**Provided records:**
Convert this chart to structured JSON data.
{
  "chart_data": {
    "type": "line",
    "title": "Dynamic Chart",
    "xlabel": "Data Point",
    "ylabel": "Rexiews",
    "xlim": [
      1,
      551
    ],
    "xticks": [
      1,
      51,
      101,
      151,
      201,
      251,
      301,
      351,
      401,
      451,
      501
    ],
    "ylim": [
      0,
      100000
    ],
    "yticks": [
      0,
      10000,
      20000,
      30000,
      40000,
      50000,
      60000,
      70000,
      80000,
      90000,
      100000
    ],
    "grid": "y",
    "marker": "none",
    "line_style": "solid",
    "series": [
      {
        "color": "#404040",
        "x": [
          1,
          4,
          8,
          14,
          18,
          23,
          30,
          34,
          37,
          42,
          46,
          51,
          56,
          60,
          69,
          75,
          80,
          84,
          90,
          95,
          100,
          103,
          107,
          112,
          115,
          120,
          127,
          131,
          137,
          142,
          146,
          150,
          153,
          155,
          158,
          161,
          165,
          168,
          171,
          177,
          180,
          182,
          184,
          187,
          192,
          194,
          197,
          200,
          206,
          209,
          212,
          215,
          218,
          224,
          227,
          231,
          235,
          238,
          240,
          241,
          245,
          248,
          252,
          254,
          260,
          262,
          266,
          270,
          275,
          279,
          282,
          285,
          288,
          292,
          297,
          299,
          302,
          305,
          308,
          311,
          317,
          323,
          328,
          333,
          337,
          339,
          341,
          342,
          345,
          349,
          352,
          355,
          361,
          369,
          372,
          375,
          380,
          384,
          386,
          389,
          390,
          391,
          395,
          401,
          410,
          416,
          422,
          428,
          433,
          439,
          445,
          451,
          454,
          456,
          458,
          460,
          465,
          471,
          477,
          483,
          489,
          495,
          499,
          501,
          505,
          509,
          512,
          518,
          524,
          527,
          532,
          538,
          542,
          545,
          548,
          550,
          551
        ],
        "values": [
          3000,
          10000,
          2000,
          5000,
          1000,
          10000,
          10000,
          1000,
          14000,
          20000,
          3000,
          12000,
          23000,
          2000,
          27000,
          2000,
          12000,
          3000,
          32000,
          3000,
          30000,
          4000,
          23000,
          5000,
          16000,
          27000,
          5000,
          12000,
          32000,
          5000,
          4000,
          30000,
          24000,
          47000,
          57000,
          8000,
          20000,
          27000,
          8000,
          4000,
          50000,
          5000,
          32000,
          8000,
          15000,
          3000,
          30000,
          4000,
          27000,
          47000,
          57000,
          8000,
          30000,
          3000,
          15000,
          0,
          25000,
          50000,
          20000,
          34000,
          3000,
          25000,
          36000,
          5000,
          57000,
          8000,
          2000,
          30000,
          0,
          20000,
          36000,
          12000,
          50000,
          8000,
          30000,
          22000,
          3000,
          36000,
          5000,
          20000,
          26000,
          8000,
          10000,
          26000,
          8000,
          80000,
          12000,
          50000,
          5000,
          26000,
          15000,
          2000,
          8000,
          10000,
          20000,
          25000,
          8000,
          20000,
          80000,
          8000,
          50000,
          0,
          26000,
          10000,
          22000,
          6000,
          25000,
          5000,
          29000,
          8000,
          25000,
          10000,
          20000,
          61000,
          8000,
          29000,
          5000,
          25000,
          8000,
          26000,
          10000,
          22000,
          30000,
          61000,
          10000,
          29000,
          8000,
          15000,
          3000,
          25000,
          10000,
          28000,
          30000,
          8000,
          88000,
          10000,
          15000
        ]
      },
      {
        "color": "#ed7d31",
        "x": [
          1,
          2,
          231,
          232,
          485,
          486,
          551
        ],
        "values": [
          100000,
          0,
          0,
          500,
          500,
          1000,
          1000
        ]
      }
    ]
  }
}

**Exercise directions:** Extract all of the data above and output it character for character.

**Solution to the exercise:**
Convert this chart to structured JSON data.
{
  "chart_data": {
    "type": "line",
    "title": "Dynamic Chart",
    "xlabel": "Data Point",
    "ylabel": "Rexiews",
    "xlim": [
      1,
      551
    ],
    "xticks": [
      1,
      51,
      101,
      151,
      201,
      251,
      301,
      351,
      401,
      451,
      501
    ],
    "ylim": [
      0,
      100000
    ],
    "yticks": [
      0,
      10000,
      20000,
      30000,
      40000,
      50000,
      60000,
      70000,
      80000,
      90000,
      100000
    ],
    "grid": "y",
    "marker": "none",
    "line_style": "solid",
    "series": [
      {
        "color": "#404040",
        "x": [
          1,
          4,
          8,
          14,
          18,
          23,
          30,
          34,
          37,
          42,
          46,
          51,
          56,
          60,
          69,
          75,
          80,
          84,
          90,
          95,
          100,
          103,
          107,
          112,
          115,
          120,
          127,
          131,
          137,
          142,
          146,
          150,
          153,
          155,
          158,
          161,
          165,
          168,
          171,
          177,
          180,
          182,
          184,
          187,
          192,
          194,
          197,
          200,
          206,
          209,
          212,
          215,
          218,
          224,
          227,
          231,
          235,
          238,
          240,
          241,
          245,
          248,
          252,
          254,
          260,
          262,
          266,
          270,
          275,
          279,
          282,
          285,
          288,
          292,
          297,
          299,
          302,
          305,
          308,
          311,
          317,
          323,
          328,
          333,
          337,
          339,
          341,
          342,
          345,
          349,
          352,
          355,
          361,
          369,
          372,
          375,
          380,
          384,
          386,
          389,
          390,
          391,
          395,
          401,
          410,
          416,
          422,
          428,
          433,
          439,
          445,
          451,
          454,
          456,
          458,
          460,
          465,
          471,
          477,
          483,
          489,
          495,
          499,
          501,
          505,
          509,
          512,
          518,
          524,
          527,
          532,
          538,
          542,
          545,
          548,
          550,
          551
        ],
        "values": [
          3000,
          10000,
          2000,
          5000,
          1000,
          10000,
          10000,
          1000,
          14000,
          20000,
          3000,
          12000,
          23000,
          2000,
          27000,
          2000,
          12000,
          3000,
          32000,
          3000,
          30000,
          4000,
          23000,
          5000,
          16000,
          27000,
          5000,
          12000,
          32000,
          5000,
          4000,
          30000,
          24000,
          47000,
          57000,
          8000,
          20000,
          27000,
          8000,
          4000,
          50000,
          5000,
          32000,
          8000,
          15000,
          3000,
          30000,
          4000,
          27000,
          47000,
          57000,
          8000,
          30000,
          3000,
          15000,
          0,
          25000,
          50000,
          20000,
          34000,
          3000,
          25000,
          36000,
          5000,
          57000,
          8000,
          2000,
          30000,
          0,
          20000,
          36000,
          12000,
          50000,
          8000,
          30000,
          22000,
          3000,
          36000,
          5000,
          20000,
          26000,
          8000,
          10000,
          26000,
          8000,
          80000,
          12000,
          50000,
          5000,
          26000,
          15000,
          2000,
          8000,
          10000,
          20000,
          25000,
          8000,
          20000,
          80000,
          8000,
          50000,
          0,
          26000,
          10000,
          22000,
          6000,
          25000,
          5000,
          29000,
          8000,
          25000,
          10000,
          20000,
          61000,
          8000,
          29000,
          5000,
          25000,
          8000,
          26000,
          10000,
          22000,
          30000,
          61000,
          10000,
          29000,
          8000,
          15000,
          3000,
          25000,
          10000,
          28000,
          30000,
          8000,
          88000,
          10000,
          15000
        ]
      },
      {
        "color": "#ed7d31",
        "x": [
          1,
          2,
          231,
          232,
          485,
          486,
          551
        ],
        "values": [
          100000,
          0,
          0,
          500,
          500,
          1000,
          1000
        ]
      }
    ]
  }
}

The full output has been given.